Do this >> Write out the material below again, unchanged.

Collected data
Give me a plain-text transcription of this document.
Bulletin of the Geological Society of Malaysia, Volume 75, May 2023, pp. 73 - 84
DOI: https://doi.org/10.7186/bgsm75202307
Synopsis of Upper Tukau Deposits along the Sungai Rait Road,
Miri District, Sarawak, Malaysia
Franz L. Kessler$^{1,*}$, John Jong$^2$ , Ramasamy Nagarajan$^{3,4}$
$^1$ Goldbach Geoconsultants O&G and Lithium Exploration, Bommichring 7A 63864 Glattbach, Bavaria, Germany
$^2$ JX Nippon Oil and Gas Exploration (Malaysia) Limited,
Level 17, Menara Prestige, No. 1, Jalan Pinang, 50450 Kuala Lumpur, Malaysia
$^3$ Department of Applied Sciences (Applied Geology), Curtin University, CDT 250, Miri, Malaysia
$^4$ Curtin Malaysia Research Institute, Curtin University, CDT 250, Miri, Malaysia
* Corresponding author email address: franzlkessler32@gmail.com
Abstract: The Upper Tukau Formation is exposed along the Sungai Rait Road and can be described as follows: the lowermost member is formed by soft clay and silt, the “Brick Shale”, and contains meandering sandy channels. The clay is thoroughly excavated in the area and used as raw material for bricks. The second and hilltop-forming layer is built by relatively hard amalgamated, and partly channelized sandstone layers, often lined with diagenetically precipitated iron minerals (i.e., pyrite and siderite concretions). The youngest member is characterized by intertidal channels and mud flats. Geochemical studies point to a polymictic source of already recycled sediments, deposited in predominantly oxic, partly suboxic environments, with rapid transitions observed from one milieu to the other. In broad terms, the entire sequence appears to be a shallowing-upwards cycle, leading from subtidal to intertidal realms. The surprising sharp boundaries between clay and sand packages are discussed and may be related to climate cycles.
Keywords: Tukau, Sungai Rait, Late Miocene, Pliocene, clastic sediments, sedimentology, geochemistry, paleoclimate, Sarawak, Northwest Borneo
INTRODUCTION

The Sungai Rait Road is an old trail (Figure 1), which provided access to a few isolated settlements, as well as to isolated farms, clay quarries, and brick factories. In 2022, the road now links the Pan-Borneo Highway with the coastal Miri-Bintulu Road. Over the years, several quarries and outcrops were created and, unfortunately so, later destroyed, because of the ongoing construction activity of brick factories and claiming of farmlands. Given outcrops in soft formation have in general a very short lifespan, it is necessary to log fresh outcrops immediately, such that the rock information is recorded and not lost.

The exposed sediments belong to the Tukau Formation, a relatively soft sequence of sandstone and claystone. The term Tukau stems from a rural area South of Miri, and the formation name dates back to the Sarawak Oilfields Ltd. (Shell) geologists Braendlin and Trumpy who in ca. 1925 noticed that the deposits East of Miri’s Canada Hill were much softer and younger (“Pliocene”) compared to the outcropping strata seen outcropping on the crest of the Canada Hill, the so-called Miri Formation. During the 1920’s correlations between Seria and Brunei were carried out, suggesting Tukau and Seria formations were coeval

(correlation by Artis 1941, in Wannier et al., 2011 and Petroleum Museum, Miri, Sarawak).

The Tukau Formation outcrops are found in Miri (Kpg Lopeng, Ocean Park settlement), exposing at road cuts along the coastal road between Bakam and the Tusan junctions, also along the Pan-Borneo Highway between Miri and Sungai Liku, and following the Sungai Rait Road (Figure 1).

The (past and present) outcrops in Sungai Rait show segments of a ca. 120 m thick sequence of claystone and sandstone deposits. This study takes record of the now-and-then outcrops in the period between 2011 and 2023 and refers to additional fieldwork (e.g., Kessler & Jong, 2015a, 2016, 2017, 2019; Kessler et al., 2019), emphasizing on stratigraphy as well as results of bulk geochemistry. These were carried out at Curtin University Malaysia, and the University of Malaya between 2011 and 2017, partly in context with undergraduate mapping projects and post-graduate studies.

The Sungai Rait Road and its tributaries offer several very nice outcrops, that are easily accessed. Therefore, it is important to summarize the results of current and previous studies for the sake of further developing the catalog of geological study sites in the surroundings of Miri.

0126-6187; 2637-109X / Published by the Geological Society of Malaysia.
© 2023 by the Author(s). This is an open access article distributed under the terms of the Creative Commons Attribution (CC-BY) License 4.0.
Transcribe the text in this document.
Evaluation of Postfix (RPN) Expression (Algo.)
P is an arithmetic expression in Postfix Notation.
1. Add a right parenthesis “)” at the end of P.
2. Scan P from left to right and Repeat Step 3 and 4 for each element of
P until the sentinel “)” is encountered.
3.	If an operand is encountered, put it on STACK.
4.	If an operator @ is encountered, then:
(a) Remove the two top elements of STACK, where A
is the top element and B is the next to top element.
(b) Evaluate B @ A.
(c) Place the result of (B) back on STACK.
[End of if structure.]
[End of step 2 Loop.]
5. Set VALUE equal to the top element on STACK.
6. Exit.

Solution >>
Give me a plain-text transcription of this document.
Bulletin of the Geological Society of Malaysia, Volume 75, May 2023, pp. 73 - 84
DOI: https://doi.org/10.7186/bgsm75202307
Synopsis of Upper Tukau Deposits along the Sungai Rait Road,
Miri District, Sarawak, Malaysia
Franz L. Kessler$^{1,*}$, John Jong$^2$ , Ramasamy Nagarajan$^{3,4}$
$^1$ Goldbach Geoconsultants O&G and Lithium Exploration, Bommichring 7A 63864 Glattbach, Bavaria, Germany
$^2$ JX Nippon Oil and Gas Exploration (Malaysia) Limited,
Level 17, Menara Prestige, No. 1, Jalan Pinang, 50450 Kuala Lumpur, Malaysia
$^3$ Department of Applied Sciences (Applied Geology), Curtin University, CDT 250, Miri, Malaysia
$^4$ Curtin Malaysia Research Institute, Curtin University, CDT 250, Miri, Malaysia
* Corresponding author email address: franzlkessler32@gmail.com
Abstract: The Upper Tukau Formation is exposed along the Sungai Rait Road and can be described as follows: the lowermost member is formed by soft clay and silt, the “Brick Shale”, and contains meandering sandy channels. The clay is thoroughly excavated in the area and used as raw material for bricks. The second and hilltop-forming layer is built by relatively hard amalgamated, and partly channelized sandstone layers, often lined with diagenetically precipitated iron minerals (i.e., pyrite and siderite concretions). The youngest member is characterized by intertidal channels and mud flats. Geochemical studies point to a polymictic source of already recycled sediments, deposited in predominantly oxic, partly suboxic environments, with rapid transitions observed from one milieu to the other. In broad terms, the entire sequence appears to be a shallowing-upwards cycle, leading from subtidal to intertidal realms. The surprising sharp boundaries between clay and sand packages are discussed and may be related to climate cycles.
Keywords: Tukau, Sungai Rait, Late Miocene, Pliocene, clastic sediments, sedimentology, geochemistry, paleoclimate, Sarawak, Northwest Borneo
INTRODUCTION

The Sungai Rait Road is an old trail (Figure 1), which provided access to a few isolated settlements, as well as to isolated farms, clay quarries, and brick factories. In 2022, the road now links the Pan-Borneo Highway with the coastal Miri-Bintulu Road. Over the years, several quarries and outcrops were created and, unfortunately so, later destroyed, because of the ongoing construction activity of brick factories and claiming of farmlands. Given outcrops in soft formation have in general a very short lifespan, it is necessary to log fresh outcrops immediately, such that the rock information is recorded and not lost.

The exposed sediments belong to the Tukau Formation, a relatively soft sequence of sandstone and claystone. The term Tukau stems from a rural area South of Miri, and the formation name dates back to the Sarawak Oilfields Ltd. (Shell) geologists Braendlin and Trumpy who in ca. 1925 noticed that the deposits East of Miri’s Canada Hill were much softer and younger (“Pliocene”) compared to the outcropping strata seen outcropping on the crest of the Canada Hill, the so-called Miri Formation. During the 1920’s correlations between Seria and Brunei were carried out, suggesting Tukau and Seria formations were coeval

(correlation by Artis 1941, in Wannier et al., 2011 and Petroleum Museum, Miri, Sarawak).

The Tukau Formation outcrops are found in Miri (Kpg Lopeng, Ocean Park settlement), exposing at road cuts along the coastal road between Bakam and the Tusan junctions, also along the Pan-Borneo Highway between Miri and Sungai Liku, and following the Sungai Rait Road (Figure 1).

The (past and present) outcrops in Sungai Rait show segments of a ca. 120 m thick sequence of claystone and sandstone deposits. This study takes record of the now-and-then outcrops in the period between 2011 and 2023 and refers to additional fieldwork (e.g., Kessler & Jong, 2015a, 2016, 2017, 2019; Kessler et al., 2019), emphasizing on stratigraphy as well as results of bulk geochemistry. These were carried out at Curtin University Malaysia, and the University of Malaya between 2011 and 2017, partly in context with undergraduate mapping projects and post-graduate studies.

The Sungai Rait Road and its tributaries offer several very nice outcrops, that are easily accessed. Therefore, it is important to summarize the results of current and previous studies for the sake of further developing the catalog of geological study sites in the surroundings of Miri.

0126-6187; 2637-109X / Published by the Geological Society of Malaysia.
© 2023 by the Author(s). This is an open access article distributed under the terms of the Creative Commons Attribution (CC-BY) License 4.0.
Transcribe the text in this document.
Evaluation of Postfix (RPN) Expression (Algo.)
P is an arithmetic expression in Postfix Notation.
1. Add a right parenthesis “)” at the end of P.
2. Scan P from left to right and Repeat Step 3 and 4 for each element of
P until the sentinel “)” is encountered.
3.	If an operand is encountered, put it on STACK.
4.	If an operator @ is encountered, then:
(a) Remove the two top elements of STACK, where A
is the top element and B is the next to top element.
(b) Evaluate B @ A.
(c) Place the result of (B) back on STACK.
[End of if structure.]
[End of step 2 Loop.]
5. Set VALUE equal to the top element on STACK.
6. Exit.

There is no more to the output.